TASK REQUIREMENTS
In the fall prevention excerpt, what Morse Fall Scale score marks an inpatient as high risk?

EXCERPT
Fall Prevention, #40.4.266, dated 11/12, was reviewed on 11/25/14 from 1400-1600. The policy states:
--"History of falling: This is scored 25 if the patient has fallen during the present hospital admission, within one week prior to admission or if there was an immediate history of physiological falls, such as from seizures or an impaired gait prior to admission."
--"A Morse Fall scale score of 45 or greater for inpatient units will identify patients as high risk and these patients need to be targeted for fall prevention strategies."
Record Review & Interview for patient #7:
1. On 11/25/14 at 1140 patient #7's clinical record was reviewed with nurse E. Patient #7 was admitted 10/22/14 with diagnoses of redness and swelling in her right foot, insulin-dependent diabetes mellitus and history of peripheral vascular disease. Nurse E stated that patient #7 is allowed to ambulate with "2 max (maximum) assist." Nurse E was asked if the level of assistance was ordered by a physician or nursing judgement. Nurse E responded that patient's ambulation status reverts to the last physician's order if no new order for ambulation is written. Nurse E stated that patient #7's last ambulation order was written on 11/22/14 and reads "bed rest for 6 hours."
2. On 11/25/14 at 1145 patient #7 was asked if she gets out of bed. The patient stated that she is not allowed out of bed per physician's orders and hasn't been getting out of bed for several days.
3. On 11/25/14 at 1150 nurse E stated that the Daily Focus Assessment Report is part of the patient's daily nursing care plan. On 11/25/14 patient #7's Daily Focus Assessment Report stated that patient #7 was allowed to "ambulate with assistance." Under "Mobility" the patient's 11/25/14 Daily Focus Assessment Report states: "Bed rest With assistance."
4. On 11/25/14 at approximately 1155 patient #7's Patient Care Plan Report for 11/25/14 was reviewed. The Plan states: "provide 1-2 person assist for transfers and ambulation, as per therapy recommendations." The report also states: "assist patient in using assistive devices PRN (as needed)."
5. On 11/25/14 at approximately 1200 review of the patient TeleTracking list revealed that patient #7 "failed out PT (Physical Therapy) Therapy."

EXERCISE DATA
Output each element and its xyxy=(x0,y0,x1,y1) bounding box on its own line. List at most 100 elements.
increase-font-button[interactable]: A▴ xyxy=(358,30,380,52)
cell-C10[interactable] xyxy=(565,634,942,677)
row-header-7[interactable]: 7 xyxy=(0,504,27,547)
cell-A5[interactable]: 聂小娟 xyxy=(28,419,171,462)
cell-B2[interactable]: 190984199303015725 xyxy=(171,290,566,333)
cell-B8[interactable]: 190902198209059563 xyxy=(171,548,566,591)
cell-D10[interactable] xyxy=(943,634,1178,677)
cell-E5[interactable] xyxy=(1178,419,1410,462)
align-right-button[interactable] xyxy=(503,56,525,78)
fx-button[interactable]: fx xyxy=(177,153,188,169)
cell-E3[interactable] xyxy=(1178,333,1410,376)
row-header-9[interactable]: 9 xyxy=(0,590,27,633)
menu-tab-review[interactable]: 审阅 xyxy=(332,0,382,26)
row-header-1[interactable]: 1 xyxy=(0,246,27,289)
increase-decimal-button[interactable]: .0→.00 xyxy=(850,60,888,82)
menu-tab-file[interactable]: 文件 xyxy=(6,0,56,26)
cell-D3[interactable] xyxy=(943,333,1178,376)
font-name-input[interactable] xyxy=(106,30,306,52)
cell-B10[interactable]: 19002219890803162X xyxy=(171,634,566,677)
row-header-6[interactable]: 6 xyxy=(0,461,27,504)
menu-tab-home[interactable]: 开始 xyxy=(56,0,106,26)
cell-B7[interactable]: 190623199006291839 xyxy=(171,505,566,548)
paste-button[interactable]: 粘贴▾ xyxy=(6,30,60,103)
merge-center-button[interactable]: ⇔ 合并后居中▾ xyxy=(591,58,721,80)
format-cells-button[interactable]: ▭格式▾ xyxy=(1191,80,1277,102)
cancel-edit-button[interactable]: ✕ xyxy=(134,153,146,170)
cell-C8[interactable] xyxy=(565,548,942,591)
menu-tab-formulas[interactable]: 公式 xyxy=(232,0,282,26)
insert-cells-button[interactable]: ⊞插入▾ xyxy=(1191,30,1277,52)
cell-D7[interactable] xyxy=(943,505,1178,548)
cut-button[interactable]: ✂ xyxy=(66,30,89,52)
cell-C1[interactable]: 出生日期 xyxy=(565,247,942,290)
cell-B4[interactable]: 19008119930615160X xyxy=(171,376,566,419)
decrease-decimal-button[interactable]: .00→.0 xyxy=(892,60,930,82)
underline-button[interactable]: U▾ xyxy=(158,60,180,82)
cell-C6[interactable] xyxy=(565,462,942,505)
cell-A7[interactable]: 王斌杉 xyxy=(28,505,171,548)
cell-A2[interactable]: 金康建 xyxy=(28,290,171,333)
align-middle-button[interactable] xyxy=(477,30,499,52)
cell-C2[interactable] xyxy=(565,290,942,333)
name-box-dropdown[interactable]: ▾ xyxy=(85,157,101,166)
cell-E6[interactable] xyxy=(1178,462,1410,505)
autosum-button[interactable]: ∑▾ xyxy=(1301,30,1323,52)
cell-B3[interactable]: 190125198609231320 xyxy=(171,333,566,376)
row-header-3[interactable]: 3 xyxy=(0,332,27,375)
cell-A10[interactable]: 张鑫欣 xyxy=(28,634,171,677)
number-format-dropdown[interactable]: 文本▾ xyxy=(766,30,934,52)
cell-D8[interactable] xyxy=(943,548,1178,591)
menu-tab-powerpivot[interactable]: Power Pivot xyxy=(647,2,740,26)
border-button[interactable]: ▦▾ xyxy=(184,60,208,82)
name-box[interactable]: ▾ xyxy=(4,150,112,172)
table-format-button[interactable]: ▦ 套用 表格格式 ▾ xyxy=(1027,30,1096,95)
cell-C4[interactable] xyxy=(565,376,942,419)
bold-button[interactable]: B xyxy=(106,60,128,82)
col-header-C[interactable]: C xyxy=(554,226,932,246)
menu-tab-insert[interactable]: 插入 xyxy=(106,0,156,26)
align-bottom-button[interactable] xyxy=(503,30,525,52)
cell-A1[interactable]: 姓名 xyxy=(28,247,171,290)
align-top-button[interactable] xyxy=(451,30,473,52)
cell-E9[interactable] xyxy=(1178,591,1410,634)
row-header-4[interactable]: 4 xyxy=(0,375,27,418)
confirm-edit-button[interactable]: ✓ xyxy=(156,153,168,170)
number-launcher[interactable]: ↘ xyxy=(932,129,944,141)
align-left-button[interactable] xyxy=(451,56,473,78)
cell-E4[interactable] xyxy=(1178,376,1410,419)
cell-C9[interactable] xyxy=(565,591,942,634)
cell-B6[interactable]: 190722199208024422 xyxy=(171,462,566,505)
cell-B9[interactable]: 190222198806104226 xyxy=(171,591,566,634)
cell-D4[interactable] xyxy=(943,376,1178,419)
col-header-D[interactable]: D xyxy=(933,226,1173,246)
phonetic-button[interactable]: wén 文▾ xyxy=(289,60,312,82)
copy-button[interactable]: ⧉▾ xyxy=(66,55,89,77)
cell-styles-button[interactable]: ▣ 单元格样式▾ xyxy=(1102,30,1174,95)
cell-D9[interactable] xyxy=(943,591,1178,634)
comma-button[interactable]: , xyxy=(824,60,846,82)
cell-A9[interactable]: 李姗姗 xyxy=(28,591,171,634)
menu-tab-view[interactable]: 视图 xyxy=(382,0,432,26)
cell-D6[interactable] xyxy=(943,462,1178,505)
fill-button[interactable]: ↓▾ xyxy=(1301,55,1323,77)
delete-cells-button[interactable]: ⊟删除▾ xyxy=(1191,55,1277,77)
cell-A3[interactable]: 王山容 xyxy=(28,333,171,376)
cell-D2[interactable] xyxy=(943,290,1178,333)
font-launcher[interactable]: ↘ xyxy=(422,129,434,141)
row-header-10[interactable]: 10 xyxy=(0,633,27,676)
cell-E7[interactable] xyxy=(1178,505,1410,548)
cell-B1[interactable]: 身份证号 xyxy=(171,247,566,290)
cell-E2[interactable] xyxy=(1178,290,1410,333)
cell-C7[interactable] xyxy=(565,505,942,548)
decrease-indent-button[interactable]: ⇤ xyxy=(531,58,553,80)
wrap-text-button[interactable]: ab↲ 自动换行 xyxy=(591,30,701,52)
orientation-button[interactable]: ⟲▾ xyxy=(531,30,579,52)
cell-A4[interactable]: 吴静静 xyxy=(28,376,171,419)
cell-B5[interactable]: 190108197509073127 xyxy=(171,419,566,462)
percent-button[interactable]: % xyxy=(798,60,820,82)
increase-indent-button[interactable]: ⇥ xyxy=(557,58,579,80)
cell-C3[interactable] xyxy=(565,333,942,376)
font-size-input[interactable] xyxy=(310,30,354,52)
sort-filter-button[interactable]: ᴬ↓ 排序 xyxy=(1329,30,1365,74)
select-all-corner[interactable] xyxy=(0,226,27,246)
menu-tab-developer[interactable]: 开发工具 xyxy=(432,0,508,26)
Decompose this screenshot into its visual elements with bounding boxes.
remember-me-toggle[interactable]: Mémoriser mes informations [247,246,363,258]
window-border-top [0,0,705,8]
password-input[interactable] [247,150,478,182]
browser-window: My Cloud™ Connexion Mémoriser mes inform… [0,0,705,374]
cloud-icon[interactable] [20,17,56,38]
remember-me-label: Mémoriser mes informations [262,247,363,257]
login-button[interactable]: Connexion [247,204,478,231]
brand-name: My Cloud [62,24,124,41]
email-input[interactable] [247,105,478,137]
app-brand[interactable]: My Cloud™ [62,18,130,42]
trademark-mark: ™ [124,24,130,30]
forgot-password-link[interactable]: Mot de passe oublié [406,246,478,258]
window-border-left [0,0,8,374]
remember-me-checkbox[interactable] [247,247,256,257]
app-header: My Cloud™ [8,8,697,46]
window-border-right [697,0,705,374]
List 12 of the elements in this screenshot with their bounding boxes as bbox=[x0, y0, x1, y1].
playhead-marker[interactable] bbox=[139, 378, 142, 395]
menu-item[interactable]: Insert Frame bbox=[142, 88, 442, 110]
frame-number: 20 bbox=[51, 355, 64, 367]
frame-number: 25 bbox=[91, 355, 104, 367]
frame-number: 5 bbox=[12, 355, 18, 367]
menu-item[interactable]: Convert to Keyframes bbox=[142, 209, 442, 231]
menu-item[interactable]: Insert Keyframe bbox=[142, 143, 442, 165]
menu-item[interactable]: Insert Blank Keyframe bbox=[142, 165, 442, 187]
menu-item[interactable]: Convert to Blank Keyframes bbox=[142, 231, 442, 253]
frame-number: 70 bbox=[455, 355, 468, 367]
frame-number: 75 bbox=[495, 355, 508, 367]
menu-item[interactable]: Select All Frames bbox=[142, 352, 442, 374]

TASK RESULT
A score of 45 or greater.